TO DO: Every entry needs to be reproduced exactly.

________________________

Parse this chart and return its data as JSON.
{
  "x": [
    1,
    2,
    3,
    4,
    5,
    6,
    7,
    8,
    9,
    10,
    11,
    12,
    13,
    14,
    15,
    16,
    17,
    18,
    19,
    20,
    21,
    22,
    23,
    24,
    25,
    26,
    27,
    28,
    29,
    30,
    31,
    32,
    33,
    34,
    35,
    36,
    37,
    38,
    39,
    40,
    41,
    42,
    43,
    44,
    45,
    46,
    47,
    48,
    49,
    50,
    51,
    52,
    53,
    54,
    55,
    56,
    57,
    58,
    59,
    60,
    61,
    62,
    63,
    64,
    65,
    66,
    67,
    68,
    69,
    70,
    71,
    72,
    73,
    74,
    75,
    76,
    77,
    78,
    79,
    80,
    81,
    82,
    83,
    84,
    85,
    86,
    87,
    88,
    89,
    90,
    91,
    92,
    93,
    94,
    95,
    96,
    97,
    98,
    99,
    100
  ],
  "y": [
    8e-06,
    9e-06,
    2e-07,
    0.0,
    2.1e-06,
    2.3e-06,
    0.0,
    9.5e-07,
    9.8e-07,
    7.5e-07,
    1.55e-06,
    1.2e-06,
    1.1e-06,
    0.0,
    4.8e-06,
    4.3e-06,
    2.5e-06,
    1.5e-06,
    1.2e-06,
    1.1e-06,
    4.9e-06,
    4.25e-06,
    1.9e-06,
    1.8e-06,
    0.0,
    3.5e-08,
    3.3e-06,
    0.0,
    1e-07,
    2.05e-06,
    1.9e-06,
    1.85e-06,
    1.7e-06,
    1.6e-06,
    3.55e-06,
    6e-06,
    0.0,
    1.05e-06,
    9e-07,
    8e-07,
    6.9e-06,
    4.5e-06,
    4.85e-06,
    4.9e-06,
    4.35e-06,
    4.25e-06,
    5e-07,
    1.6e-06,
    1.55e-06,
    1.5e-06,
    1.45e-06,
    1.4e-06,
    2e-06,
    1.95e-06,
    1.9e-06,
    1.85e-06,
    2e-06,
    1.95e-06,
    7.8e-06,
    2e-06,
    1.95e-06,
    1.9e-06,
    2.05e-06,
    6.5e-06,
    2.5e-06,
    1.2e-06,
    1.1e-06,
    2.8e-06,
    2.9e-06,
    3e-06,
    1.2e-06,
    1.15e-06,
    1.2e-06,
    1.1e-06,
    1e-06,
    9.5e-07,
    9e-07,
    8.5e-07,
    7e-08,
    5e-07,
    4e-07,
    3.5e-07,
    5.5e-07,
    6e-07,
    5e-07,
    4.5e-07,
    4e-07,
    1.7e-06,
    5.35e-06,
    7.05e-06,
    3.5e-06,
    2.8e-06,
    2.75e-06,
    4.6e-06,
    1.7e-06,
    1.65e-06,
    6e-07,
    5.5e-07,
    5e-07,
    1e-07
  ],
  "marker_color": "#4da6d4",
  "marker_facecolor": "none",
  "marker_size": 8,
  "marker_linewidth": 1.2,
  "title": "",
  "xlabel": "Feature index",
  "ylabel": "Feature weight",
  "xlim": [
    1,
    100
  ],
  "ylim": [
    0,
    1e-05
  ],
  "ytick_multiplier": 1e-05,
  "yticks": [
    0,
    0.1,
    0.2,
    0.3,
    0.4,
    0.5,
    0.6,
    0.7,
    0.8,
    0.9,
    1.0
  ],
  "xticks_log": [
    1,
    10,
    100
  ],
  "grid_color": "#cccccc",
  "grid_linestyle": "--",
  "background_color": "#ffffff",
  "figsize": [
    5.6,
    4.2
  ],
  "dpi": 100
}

________________________

ANSWER TO THE EXERCISE:
Parse this chart and return its data as JSON.
{
  "x": [
    1,
    2,
    3,
    4,
    5,
    6,
    7,
    8,
    9,
    10,
    11,
    12,
    13,
    14,
    15,
    16,
    17,
    18,
    19,
    20,
    21,
    22,
    23,
    24,
    25,
    26,
    27,
    28,
    29,
    30,
    31,
    32,
    33,
    34,
    35,
    36,
    37,
    38,
    39,
    40,
    41,
    42,
    43,
    44,
    45,
    46,
    47,
    48,
    49,
    50,
    51,
    52,
    53,
    54,
    55,
    56,
    57,
    58,
    59,
    60,
    61,
    62,
    63,
    64,
    65,
    66,
    67,
    68,
    69,
    70,
    71,
    72,
    73,
    74,
    75,
    76,
    77,
    78,
    79,
    80,
    81,
    82,
    83,
    84,
    85,
    86,
    87,
    88,
    89,
    90,
    91,
    92,
    93,
    94,
    95,
    96,
    97,
    98,
    99,
    100
  ],
  "y": [
    8e-06,
    9e-06,
    2e-07,
    0.0,
    2.1e-06,
    2.3e-06,
    0.0,
    9.5e-07,
    9.8e-07,
    7.5e-07,
    1.55e-06,
    1.2e-06,
    1.1e-06,
    0.0,
    4.8e-06,
    4.3e-06,
    2.5e-06,
    1.5e-06,
    1.2e-06,
    1.1e-06,
    4.9e-06,
    4.25e-06,
    1.9e-06,
    1.8e-06,
    0.0,
    3.5e-08,
    3.3e-06,
    0.0,
    1e-07,
    2.05e-06,
    1.9e-06,
    1.85e-06,
    1.7e-06,
    1.6e-06,
    3.55e-06,
    6e-06,
    0.0,
    1.05e-06,
    9e-07,
    8e-07,
    6.9e-06,
    4.5e-06,
    4.85e-06,
    4.9e-06,
    4.35e-06,
    4.25e-06,
    5e-07,
    1.6e-06,
    1.55e-06,
    1.5e-06,
    1.45e-06,
    1.4e-06,
    2e-06,
    1.95e-06,
    1.9e-06,
    1.85e-06,
    2e-06,
    1.95e-06,
    7.8e-06,
    2e-06,
    1.95e-06,
    1.9e-06,
    2.05e-06,
    6.5e-06,
    2.5e-06,
    1.2e-06,
    1.1e-06,
    2.8e-06,
    2.9e-06,
    3e-06,
    1.2e-06,
    1.15e-06,
    1.2e-06,
    1.1e-06,
    1e-06,
    9.5e-07,
    9e-07,
    8.5e-07,
    7e-08,
    5e-07,
    4e-07,
    3.5e-07,
    5.5e-07,
    6e-07,
    5e-07,
    4.5e-07,
    4e-07,
    1.7e-06,
    5.35e-06,
    7.05e-06,
    3.5e-06,
    2.8e-06,
    2.75e-06,
    4.6e-06,
    1.7e-06,
    1.65e-06,
    6e-07,
    5.5e-07,
    5e-07,
    1e-07
  ],
  "marker_color": "#4da6d4",
  "marker_facecolor": "none",
  "marker_size": 8,
  "marker_linewidth": 1.2,
  "title": "",
  "xlabel": "Feature index",
  "ylabel": "Feature weight",
  "xlim": [
    1,
    100
  ],
  "ylim": [
    0,
    1e-05
  ],
  "ytick_multiplier": 1e-05,
  "yticks": [
    0,
    0.1,
    0.2,
    0.3,
    0.4,
    0.5,
    0.6,
    0.7,
    0.8,
    0.9,
    1.0
  ],
  "xticks_log": [
    1,
    10,
    100
  ],
  "grid_color": "#cccccc",
  "grid_linestyle": "--",
  "background_color": "#ffffff",
  "figsize": [
    5.6,
    4.2
  ],
  "dpi": 100
}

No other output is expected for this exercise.